_What you have to do_
Keep only the lines where "name" appears.

Collected data entries:
_____
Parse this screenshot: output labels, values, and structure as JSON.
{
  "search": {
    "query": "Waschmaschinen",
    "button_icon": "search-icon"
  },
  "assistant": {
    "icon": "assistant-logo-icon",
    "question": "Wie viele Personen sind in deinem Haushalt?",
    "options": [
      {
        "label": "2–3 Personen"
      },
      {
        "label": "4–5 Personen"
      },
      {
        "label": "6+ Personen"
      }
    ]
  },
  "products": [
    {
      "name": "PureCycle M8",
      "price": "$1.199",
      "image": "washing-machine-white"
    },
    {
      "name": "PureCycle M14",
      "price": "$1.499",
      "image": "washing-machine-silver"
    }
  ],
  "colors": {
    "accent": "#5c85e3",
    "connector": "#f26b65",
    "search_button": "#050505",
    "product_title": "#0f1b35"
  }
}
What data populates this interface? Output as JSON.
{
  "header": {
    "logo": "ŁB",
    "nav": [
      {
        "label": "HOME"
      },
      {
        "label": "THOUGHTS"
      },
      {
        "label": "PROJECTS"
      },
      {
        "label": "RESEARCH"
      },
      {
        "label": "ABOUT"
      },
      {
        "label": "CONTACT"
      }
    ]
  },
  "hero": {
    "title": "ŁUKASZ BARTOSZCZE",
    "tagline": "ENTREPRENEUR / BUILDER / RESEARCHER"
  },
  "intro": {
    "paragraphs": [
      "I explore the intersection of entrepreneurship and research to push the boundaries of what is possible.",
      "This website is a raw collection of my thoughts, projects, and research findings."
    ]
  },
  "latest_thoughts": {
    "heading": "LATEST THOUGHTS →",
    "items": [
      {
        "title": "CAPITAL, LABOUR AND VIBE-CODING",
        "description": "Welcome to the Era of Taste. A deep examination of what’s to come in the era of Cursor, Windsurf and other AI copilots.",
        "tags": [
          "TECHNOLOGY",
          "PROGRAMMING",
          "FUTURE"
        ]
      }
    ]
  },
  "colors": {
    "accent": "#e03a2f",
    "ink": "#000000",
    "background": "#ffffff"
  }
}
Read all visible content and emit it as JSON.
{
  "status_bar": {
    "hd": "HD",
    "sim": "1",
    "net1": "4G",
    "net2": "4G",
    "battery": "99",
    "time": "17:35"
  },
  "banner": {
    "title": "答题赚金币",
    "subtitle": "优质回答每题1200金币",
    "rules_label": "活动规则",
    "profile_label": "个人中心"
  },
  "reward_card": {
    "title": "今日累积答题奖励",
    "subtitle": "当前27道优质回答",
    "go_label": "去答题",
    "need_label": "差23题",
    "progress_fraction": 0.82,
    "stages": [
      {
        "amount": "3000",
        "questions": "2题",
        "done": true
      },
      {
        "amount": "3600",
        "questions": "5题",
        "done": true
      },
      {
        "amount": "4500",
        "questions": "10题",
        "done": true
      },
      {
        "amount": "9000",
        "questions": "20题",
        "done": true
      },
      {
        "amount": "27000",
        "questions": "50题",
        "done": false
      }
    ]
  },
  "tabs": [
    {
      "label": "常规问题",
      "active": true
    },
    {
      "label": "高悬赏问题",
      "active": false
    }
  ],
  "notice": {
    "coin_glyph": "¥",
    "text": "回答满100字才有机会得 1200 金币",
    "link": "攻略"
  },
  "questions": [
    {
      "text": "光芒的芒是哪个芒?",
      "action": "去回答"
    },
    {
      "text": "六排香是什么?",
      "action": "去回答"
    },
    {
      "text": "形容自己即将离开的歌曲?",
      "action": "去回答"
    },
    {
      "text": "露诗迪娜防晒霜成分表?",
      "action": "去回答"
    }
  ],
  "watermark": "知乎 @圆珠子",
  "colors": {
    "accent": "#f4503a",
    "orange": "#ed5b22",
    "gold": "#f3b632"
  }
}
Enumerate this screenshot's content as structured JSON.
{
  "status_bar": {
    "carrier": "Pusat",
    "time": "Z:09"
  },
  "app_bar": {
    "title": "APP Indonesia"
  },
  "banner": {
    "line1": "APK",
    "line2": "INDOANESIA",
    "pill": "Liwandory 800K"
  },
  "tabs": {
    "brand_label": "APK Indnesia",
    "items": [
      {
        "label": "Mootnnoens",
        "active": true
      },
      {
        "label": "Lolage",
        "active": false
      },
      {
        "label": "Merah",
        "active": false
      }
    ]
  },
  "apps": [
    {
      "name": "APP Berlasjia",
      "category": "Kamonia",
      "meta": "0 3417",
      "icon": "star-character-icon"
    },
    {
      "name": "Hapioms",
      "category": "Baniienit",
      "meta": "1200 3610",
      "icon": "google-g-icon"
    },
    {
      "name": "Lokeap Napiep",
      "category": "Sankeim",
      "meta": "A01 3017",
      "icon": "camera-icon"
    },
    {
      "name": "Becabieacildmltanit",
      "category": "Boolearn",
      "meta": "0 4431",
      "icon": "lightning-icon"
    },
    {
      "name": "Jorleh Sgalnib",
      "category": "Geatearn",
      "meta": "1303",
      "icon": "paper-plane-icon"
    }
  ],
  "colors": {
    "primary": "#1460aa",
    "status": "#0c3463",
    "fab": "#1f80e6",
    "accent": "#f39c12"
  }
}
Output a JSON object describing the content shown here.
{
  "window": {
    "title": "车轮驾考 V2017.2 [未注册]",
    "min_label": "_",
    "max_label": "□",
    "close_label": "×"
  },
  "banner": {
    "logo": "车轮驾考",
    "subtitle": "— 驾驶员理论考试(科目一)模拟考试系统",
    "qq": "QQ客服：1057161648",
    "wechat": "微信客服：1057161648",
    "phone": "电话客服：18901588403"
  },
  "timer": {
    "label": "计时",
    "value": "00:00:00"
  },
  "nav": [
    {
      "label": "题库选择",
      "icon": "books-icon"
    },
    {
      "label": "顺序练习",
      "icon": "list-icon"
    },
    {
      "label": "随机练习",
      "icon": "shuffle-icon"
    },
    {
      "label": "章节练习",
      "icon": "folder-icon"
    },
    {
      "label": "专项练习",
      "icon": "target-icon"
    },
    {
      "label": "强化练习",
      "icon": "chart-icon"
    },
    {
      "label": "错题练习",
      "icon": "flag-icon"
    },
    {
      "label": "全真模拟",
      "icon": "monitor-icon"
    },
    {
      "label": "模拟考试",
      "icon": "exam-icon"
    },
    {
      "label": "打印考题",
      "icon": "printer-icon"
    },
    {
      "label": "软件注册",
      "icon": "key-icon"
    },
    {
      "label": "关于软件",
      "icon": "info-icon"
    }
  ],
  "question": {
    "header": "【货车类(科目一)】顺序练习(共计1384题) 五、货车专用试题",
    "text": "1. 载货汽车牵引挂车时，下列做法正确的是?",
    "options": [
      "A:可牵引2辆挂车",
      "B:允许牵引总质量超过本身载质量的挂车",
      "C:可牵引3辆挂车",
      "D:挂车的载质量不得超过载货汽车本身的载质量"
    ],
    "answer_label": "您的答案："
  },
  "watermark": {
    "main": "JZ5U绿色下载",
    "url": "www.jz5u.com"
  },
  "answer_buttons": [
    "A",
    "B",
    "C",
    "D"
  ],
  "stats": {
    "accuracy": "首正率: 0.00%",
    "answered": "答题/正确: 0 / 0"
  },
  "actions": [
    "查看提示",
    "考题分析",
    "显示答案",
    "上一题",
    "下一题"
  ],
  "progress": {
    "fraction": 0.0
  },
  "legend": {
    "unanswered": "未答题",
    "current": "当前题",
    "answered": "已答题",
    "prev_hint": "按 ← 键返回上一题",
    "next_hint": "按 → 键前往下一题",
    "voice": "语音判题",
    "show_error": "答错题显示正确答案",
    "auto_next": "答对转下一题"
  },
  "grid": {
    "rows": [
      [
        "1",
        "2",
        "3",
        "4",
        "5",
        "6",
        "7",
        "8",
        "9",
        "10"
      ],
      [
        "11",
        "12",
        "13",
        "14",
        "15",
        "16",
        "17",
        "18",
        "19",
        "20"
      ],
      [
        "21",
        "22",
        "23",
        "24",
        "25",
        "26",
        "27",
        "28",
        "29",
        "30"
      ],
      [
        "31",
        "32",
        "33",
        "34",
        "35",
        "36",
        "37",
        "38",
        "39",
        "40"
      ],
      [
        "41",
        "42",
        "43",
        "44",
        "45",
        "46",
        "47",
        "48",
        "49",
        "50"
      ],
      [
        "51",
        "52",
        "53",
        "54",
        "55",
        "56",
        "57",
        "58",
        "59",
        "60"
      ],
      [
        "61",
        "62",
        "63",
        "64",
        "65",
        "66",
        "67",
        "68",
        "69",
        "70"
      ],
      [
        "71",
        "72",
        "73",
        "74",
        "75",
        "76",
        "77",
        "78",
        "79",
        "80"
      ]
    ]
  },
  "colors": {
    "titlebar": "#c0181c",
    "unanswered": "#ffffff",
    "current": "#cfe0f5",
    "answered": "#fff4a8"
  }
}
_____
_Expected answer_
      "name": "PureCycle M8",
      "name": "PureCycle M14",
      "name": "APP Berlasjia",
      "name": "Hapioms",
      "name": "Lokeap Napiep",
      "name": "Becabieacildmltanit",
      "name": "Jorleh Sgalnib",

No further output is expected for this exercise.